Only lines with the string "WELCOME" matter here; gather them from the material below.

Data rows »
********
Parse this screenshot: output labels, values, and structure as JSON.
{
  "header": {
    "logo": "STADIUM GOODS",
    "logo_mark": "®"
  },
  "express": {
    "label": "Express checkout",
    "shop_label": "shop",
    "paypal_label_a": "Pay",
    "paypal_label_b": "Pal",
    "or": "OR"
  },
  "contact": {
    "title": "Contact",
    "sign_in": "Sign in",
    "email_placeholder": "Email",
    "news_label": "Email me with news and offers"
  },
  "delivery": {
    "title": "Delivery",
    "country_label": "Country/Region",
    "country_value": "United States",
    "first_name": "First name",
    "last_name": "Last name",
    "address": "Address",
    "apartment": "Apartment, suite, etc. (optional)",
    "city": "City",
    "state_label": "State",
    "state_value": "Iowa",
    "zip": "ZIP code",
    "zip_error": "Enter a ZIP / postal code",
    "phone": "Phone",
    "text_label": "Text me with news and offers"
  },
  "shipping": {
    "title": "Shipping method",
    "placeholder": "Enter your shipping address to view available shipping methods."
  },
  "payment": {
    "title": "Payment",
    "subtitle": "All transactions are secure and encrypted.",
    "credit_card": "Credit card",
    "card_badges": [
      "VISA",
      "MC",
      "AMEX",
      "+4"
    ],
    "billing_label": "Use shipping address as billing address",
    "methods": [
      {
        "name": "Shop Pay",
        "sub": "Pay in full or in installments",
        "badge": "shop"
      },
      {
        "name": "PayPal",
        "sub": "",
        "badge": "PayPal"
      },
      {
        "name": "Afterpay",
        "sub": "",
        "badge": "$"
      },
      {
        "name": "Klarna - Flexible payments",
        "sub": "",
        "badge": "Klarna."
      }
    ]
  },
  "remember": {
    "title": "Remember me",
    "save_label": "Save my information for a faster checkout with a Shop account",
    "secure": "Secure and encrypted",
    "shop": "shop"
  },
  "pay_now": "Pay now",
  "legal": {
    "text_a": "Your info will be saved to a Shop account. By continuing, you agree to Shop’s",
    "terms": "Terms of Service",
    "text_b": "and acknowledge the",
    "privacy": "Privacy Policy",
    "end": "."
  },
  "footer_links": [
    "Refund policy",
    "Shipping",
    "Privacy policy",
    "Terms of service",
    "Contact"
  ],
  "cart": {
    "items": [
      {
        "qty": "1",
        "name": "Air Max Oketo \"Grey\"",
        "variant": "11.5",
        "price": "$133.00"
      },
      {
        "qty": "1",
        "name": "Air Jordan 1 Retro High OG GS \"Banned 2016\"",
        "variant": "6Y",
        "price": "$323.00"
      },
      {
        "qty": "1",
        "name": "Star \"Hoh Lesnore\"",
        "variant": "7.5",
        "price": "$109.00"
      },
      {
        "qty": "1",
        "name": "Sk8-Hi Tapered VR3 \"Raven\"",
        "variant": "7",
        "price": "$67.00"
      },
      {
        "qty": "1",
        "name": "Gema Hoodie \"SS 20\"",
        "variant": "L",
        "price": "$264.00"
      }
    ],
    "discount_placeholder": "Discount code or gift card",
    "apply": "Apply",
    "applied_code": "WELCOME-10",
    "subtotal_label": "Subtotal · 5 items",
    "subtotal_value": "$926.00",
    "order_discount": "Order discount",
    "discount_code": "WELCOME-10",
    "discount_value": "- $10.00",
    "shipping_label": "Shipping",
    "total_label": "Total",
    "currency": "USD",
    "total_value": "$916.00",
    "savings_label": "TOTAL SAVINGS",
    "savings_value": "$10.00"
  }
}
********
Answer to this exercise »
    "applied_code": "WELCOME-10",
    "discount_code": "WELCOME-10",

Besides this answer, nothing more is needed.